What you will do:
Rewrite the rows below, swapping each "legend-swatch-icon" for "legend-marker-icon" and leaving everything else unchanged.

Records for processing:
-*-*-

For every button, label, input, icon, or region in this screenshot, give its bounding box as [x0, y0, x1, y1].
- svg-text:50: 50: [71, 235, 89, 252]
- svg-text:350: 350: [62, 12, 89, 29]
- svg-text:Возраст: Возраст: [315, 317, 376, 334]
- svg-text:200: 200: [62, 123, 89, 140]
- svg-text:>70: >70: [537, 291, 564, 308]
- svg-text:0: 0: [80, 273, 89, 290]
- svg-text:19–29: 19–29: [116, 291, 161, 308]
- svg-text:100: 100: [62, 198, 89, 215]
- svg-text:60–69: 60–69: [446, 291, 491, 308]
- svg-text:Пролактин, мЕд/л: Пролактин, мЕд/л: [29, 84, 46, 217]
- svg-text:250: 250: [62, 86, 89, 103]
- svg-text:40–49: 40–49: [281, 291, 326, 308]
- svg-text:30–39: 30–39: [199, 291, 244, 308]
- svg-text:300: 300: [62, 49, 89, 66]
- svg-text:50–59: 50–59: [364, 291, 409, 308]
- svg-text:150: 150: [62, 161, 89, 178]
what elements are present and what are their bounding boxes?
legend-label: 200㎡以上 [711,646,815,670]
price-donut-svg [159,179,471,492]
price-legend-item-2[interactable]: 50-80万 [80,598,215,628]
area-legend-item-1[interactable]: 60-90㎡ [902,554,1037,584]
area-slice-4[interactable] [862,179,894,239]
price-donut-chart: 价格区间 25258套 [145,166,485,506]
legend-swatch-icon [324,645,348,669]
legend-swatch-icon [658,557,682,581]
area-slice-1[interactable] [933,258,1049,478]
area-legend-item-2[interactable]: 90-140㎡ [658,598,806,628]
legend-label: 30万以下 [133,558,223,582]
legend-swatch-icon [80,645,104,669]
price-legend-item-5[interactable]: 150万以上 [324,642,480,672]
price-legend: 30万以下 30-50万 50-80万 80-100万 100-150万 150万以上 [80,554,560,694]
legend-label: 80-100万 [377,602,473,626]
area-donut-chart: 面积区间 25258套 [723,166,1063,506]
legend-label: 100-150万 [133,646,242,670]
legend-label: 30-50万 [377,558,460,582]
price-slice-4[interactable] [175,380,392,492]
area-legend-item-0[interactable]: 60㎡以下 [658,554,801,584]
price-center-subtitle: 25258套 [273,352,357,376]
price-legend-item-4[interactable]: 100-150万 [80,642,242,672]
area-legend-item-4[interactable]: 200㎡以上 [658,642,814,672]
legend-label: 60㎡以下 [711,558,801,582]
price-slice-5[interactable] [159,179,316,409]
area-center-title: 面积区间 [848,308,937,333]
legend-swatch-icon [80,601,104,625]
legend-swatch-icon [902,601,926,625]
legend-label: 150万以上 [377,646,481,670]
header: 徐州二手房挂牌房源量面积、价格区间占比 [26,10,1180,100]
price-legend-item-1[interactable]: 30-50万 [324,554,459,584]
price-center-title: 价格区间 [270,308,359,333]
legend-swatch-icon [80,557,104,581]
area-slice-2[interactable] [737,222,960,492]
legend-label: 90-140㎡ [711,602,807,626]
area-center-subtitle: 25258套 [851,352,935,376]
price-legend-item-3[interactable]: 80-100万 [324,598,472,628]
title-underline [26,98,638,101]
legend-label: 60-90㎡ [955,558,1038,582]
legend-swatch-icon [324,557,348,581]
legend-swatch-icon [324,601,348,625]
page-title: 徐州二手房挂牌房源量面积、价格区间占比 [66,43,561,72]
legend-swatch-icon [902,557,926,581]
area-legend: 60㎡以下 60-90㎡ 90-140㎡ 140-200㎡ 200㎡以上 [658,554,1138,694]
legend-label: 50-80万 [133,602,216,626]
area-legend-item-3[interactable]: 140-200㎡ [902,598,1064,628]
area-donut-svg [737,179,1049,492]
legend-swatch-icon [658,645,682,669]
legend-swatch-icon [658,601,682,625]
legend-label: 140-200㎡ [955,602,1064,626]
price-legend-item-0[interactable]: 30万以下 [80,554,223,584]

-*-*-

Expected answer:
For every button, label, input, icon, or region in this screenshot, give its bounding box as [x0, y0, x1, y1].
- svg-text:50: 50: [71, 235, 89, 252]
- svg-text:350: 350: [62, 12, 89, 29]
- svg-text:Возраст: Возраст: [315, 317, 376, 334]
- svg-text:200: 200: [62, 123, 89, 140]
- svg-text:>70: >70: [537, 291, 564, 308]
- svg-text:0: 0: [80, 273, 89, 290]
- svg-text:19–29: 19–29: [116, 291, 161, 308]
- svg-text:100: 100: [62, 198, 89, 215]
- svg-text:60–69: 60–69: [446, 291, 491, 308]
- svg-text:Пролактин, мЕд/л: Пролактин, мЕд/л: [29, 84, 46, 217]
- svg-text:250: 250: [62, 86, 89, 103]
- svg-text:40–49: 40–49: [281, 291, 326, 308]
- svg-text:30–39: 30–39: [199, 291, 244, 308]
- svg-text:300: 300: [62, 49, 89, 66]
- svg-text:50–59: 50–59: [364, 291, 409, 308]
- svg-text:150: 150: [62, 161, 89, 178]
what elements are present and what are their bounding boxes?
legend-label: 200㎡以上 [711,646,815,670]
price-donut-svg [159,179,471,492]
price-legend-item-2[interactable]: 50-80万 [80,598,215,628]
area-legend-item-1[interactable]: 60-90㎡ [902,554,1037,584]
area-slice-4[interactable] [862,179,894,239]
price-donut-chart: 价格区间 25258套 [145,166,485,506]
legend-marker-icon [324,645,348,669]
legend-marker-icon [658,557,682,581]
area-slice-1[interactable] [933,258,1049,478]
area-legend-item-2[interactable]: 90-140㎡ [658,598,806,628]
legend-label: 30万以下 [133,558,223,582]
legend-marker-icon [80,645,104,669]
price-legend-item-5[interactable]: 150万以上 [324,642,480,672]
price-legend: 30万以下 30-50万 50-80万 80-100万 100-150万 150万以上 [80,554,560,694]
legend-label: 80-100万 [377,602,473,626]
area-donut-chart: 面积区间 25258套 [723,166,1063,506]
legend-label: 100-150万 [133,646,242,670]
legend-label: 30-50万 [377,558,460,582]
price-slice-4[interactable] [175,380,392,492]
area-legend-item-0[interactable]: 60㎡以下 [658,554,801,584]
price-center-subtitle: 25258套 [273,352,357,376]
price-legend-item-4[interactable]: 100-150万 [80,642,242,672]
area-legend-item-4[interactable]: 200㎡以上 [658,642,814,672]
legend-label: 60㎡以下 [711,558,801,582]
price-slice-5[interactable] [159,179,316,409]
area-center-title: 面积区间 [848,308,937,333]
legend-marker-icon [80,601,104,625]
legend-marker-icon [902,601,926,625]
legend-label: 150万以上 [377,646,481,670]
header: 徐州二手房挂牌房源量面积、价格区间占比 [26,10,1180,100]
price-legend-item-1[interactable]: 30-50万 [324,554,459,584]
price-center-title: 价格区间 [270,308,359,333]
legend-marker-icon [80,557,104,581]
area-slice-2[interactable] [737,222,960,492]
legend-label: 90-140㎡ [711,602,807,626]
area-center-subtitle: 25258套 [851,352,935,376]
price-legend-item-3[interactable]: 80-100万 [324,598,472,628]
title-underline [26,98,638,101]
legend-label: 60-90㎡ [955,558,1038,582]
legend-marker-icon [324,557,348,581]
legend-marker-icon [324,601,348,625]
page-title: 徐州二手房挂牌房源量面积、价格区间占比 [66,43,561,72]
legend-marker-icon [902,557,926,581]
area-legend: 60㎡以下 60-90㎡ 90-140㎡ 140-200㎡ 200㎡以上 [658,554,1138,694]
legend-label: 50-80万 [133,602,216,626]
area-legend-item-3[interactable]: 140-200㎡ [902,598,1064,628]
area-donut-svg [737,179,1049,492]
legend-marker-icon [658,645,682,669]
legend-marker-icon [658,601,682,625]
legend-label: 140-200㎡ [955,602,1064,626]
price-legend-item-0[interactable]: 30万以下 [80,554,223,584]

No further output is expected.